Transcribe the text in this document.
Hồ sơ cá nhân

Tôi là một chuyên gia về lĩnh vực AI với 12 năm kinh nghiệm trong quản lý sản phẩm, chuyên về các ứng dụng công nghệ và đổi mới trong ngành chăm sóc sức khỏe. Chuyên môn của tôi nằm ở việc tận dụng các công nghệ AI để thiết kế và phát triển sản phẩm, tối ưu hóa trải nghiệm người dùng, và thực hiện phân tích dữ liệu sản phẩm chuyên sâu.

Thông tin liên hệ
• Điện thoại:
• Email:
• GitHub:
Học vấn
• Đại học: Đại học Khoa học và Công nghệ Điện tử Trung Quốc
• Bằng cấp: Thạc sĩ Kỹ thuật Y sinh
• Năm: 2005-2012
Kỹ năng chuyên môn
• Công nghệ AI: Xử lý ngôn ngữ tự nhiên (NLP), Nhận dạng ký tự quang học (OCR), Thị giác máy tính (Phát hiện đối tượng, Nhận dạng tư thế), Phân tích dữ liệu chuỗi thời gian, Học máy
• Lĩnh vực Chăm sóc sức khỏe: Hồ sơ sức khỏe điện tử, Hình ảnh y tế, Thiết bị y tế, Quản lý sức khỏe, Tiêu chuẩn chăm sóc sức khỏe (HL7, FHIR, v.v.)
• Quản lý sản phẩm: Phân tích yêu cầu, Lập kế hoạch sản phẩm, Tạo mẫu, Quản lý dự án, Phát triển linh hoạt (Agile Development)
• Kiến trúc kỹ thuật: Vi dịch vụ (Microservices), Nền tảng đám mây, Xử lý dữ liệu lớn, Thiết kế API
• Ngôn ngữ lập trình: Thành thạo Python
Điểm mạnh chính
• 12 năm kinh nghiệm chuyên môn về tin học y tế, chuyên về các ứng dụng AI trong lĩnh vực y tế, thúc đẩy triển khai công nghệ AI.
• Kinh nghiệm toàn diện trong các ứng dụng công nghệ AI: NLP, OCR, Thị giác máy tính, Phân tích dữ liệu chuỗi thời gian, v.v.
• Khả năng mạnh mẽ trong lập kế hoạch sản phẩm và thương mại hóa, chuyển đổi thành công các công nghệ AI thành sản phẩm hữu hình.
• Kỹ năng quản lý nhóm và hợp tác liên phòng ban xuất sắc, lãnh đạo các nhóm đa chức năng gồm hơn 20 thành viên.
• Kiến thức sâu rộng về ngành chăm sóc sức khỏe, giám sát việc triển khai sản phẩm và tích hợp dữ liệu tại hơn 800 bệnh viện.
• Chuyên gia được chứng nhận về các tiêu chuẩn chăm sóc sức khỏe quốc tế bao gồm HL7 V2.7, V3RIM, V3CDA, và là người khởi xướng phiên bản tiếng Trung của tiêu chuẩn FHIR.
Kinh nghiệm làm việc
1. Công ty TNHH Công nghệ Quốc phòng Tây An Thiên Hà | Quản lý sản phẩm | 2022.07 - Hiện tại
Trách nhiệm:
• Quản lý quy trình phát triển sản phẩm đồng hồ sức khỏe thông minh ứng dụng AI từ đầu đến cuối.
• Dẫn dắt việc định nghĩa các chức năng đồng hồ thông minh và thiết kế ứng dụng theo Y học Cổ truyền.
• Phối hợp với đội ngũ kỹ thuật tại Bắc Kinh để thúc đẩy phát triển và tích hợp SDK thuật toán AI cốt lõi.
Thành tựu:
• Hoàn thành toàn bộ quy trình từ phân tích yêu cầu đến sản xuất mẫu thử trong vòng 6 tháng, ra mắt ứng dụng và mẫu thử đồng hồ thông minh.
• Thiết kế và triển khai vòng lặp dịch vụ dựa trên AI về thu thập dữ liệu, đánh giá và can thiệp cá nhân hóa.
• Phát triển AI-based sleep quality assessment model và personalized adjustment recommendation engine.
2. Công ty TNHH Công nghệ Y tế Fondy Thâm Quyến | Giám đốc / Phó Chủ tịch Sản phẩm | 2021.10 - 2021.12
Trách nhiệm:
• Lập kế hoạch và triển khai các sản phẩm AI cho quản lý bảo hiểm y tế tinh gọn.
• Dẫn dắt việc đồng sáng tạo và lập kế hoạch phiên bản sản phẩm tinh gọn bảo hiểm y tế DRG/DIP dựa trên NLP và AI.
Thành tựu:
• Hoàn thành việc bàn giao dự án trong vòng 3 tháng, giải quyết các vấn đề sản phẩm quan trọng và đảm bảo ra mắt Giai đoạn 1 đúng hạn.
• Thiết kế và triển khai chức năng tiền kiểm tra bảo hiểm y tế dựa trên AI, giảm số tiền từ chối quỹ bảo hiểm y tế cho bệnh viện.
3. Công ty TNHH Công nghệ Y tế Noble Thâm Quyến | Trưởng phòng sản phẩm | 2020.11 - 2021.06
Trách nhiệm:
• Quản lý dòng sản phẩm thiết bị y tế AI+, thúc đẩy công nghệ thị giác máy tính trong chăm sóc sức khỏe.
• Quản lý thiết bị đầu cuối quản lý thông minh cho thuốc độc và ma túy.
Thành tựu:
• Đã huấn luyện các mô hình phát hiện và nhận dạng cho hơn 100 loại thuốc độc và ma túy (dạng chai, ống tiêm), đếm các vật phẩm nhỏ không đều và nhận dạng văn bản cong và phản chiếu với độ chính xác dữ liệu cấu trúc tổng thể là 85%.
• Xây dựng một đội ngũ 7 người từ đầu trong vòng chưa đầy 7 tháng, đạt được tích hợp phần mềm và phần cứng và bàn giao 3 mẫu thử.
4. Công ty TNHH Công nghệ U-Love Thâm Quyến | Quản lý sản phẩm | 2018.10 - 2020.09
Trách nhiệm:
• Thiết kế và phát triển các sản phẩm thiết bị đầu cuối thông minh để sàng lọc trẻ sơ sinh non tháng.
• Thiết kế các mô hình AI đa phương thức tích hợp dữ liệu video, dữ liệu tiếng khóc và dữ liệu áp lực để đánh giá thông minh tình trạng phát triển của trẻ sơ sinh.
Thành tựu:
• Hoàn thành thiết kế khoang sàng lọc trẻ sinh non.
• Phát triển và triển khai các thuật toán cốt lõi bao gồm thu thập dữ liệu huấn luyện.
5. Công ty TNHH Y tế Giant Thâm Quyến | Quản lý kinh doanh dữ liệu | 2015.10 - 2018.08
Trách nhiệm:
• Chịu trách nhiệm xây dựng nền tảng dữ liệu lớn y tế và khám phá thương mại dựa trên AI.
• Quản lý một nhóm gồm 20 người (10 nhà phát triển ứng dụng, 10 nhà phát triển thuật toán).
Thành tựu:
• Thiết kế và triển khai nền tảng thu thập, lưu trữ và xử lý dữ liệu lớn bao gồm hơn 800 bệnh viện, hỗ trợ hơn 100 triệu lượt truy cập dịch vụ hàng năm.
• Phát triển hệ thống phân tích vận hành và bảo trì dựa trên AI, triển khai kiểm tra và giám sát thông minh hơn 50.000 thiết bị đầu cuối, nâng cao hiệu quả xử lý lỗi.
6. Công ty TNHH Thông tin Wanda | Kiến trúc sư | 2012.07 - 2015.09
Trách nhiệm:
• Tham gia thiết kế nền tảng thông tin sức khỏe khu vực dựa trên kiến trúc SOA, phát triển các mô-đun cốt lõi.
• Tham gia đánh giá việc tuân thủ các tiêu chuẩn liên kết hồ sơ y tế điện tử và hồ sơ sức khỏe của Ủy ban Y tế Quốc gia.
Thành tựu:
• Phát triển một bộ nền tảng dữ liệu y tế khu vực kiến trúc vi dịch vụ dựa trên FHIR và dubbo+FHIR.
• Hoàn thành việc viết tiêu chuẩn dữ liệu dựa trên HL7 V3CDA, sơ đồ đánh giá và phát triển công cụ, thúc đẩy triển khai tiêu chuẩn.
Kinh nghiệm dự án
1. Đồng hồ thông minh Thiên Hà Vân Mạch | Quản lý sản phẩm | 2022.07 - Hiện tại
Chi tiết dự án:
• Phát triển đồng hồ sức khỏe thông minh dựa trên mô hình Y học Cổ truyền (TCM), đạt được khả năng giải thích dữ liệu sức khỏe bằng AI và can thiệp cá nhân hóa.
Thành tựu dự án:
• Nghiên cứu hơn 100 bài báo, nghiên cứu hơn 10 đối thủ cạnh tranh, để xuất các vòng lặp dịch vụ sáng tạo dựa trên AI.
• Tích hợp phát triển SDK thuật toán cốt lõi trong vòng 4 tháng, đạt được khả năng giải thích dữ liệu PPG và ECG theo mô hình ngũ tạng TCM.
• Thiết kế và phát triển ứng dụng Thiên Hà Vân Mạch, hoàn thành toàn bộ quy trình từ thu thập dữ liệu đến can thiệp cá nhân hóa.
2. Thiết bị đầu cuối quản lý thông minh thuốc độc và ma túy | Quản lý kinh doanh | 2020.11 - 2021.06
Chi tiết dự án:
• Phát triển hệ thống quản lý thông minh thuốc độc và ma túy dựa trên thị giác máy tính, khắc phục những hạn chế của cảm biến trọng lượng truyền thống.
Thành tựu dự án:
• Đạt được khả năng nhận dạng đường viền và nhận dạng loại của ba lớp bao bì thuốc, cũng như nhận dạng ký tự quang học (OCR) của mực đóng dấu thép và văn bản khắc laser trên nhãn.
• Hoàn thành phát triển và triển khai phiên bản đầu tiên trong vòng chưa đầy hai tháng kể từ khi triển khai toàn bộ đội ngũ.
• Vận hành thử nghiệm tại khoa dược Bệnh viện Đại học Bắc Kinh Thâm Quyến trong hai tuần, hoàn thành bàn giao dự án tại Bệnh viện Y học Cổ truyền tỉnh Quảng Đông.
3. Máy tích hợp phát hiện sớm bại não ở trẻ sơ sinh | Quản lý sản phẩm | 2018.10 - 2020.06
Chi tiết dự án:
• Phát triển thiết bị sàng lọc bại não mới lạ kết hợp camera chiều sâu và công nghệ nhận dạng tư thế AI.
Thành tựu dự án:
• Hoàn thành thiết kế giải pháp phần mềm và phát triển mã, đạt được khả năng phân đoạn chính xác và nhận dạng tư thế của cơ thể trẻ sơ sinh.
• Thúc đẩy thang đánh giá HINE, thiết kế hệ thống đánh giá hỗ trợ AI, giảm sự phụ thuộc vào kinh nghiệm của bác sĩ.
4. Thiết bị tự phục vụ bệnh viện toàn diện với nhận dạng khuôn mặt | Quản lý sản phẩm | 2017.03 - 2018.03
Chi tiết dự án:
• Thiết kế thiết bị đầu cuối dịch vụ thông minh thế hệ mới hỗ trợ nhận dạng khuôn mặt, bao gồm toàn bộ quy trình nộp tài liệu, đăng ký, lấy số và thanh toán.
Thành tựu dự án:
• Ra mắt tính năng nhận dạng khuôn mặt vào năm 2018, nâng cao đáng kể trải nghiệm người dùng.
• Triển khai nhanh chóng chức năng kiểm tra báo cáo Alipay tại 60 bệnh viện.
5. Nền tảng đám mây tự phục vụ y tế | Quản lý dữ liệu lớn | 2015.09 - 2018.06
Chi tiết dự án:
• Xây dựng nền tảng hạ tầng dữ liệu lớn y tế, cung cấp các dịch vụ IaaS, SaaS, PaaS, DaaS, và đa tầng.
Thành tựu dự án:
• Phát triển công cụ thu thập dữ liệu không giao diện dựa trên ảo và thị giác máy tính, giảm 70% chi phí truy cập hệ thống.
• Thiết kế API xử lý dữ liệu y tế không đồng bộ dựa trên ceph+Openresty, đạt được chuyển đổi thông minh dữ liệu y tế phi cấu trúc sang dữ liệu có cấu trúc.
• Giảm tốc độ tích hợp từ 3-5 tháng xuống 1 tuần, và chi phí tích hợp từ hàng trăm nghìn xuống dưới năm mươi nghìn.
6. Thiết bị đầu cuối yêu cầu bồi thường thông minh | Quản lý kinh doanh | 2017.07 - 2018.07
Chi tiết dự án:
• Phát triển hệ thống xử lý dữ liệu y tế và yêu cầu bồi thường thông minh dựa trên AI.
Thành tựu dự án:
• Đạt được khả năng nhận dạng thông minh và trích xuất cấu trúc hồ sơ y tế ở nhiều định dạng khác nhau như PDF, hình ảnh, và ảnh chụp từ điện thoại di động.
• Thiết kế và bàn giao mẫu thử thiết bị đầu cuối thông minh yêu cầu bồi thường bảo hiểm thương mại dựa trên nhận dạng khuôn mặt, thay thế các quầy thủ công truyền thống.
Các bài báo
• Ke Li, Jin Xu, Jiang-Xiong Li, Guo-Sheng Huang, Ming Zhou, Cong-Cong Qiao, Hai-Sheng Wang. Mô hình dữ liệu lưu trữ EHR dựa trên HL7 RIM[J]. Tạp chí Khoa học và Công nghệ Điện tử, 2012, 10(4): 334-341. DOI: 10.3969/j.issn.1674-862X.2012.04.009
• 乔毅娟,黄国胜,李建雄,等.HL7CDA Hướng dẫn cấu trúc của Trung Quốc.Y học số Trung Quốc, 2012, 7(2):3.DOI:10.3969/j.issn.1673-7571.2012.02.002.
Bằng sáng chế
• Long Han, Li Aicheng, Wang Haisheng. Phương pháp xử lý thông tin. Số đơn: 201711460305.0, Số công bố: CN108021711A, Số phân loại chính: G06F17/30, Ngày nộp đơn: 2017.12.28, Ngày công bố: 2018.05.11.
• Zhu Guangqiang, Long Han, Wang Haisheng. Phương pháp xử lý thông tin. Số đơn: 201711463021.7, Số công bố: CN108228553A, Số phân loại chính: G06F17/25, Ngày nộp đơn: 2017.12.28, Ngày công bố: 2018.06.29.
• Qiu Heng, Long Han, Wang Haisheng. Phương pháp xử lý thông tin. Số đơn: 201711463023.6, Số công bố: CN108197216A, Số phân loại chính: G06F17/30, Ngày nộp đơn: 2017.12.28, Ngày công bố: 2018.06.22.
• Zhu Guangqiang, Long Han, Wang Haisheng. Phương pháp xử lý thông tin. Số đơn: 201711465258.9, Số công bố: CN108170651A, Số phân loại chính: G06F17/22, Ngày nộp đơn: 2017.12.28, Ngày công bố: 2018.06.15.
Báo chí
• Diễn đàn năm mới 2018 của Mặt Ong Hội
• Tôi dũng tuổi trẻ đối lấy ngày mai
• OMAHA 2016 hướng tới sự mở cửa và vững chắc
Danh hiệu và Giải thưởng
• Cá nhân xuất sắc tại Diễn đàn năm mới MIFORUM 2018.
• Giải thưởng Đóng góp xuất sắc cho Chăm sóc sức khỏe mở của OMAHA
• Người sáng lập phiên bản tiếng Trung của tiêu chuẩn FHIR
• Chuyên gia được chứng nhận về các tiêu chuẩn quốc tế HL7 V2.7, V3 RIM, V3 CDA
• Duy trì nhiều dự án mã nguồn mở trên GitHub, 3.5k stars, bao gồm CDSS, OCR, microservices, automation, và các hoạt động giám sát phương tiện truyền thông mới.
++++++++++
WHAT IS REQUIRED –
Of the lines above, how many contain the word "theo"? Provide the number and nothing else.

CORRECT RESPONSE –
2